Records for this task:
┄┄┄┄┄┄┄┄┄┄┄┄┄┄┄┄┄┄┄┄

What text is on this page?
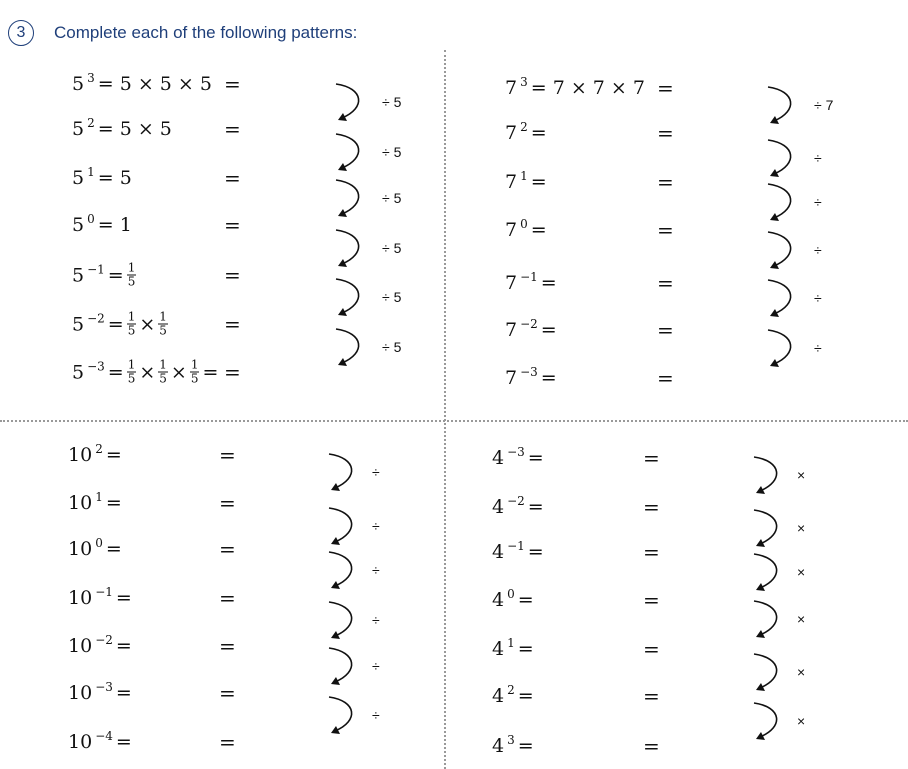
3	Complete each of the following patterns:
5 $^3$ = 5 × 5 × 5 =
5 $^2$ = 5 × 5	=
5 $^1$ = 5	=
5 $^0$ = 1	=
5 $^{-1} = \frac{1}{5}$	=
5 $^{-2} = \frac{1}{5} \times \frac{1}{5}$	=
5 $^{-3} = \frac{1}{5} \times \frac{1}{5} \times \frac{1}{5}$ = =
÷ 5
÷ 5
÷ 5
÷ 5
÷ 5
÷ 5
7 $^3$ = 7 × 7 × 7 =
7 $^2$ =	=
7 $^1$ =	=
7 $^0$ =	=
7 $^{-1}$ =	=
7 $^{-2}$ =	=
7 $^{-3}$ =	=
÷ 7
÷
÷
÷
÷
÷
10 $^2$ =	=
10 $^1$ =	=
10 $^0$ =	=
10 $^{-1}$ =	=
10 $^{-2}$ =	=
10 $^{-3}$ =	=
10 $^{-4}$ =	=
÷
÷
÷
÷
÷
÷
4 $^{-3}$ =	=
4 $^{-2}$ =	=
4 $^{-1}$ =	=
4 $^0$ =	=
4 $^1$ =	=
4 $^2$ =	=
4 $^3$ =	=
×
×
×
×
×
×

┄┄┄┄┄┄┄┄┄┄┄┄┄┄┄┄┄┄┄┄

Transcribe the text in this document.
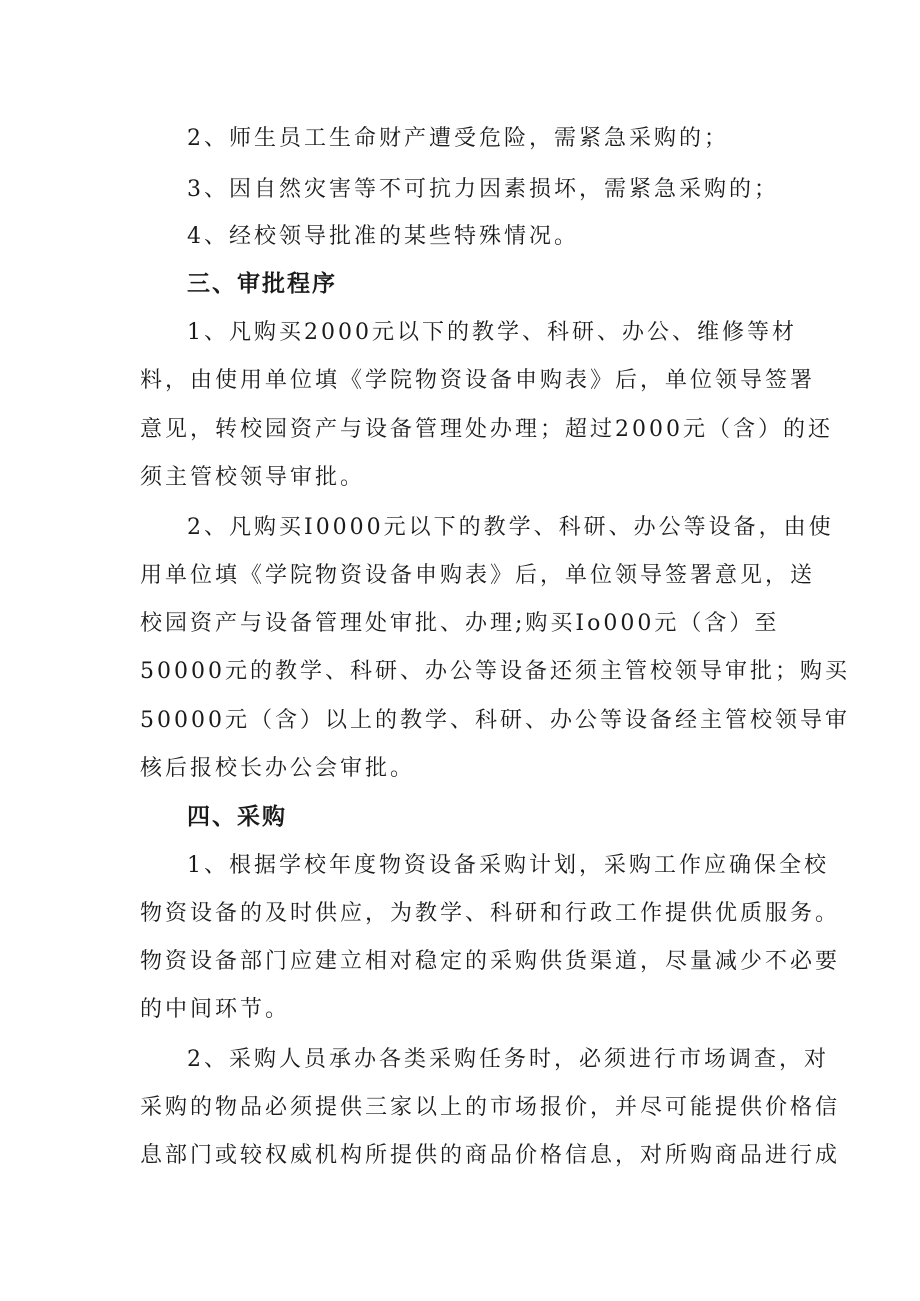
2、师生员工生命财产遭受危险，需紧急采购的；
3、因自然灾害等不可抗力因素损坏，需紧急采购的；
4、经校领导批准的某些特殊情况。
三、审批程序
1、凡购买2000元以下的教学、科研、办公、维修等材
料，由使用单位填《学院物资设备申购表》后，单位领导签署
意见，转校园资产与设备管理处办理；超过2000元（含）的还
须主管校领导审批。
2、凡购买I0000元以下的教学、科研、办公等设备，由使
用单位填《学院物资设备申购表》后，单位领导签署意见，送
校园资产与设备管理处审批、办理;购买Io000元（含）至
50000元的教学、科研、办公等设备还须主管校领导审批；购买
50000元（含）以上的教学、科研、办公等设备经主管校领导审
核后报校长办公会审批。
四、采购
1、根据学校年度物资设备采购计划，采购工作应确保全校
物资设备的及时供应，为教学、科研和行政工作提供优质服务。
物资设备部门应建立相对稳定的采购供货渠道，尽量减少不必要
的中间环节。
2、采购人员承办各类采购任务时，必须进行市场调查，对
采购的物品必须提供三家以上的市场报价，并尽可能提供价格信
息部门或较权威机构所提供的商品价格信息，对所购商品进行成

┄┄┄┄┄┄┄┄┄┄┄┄┄┄┄┄┄┄┄┄

Exercise goal: Give the number of lines in the records that contain the string "times", and nothing besides.

The answer: 2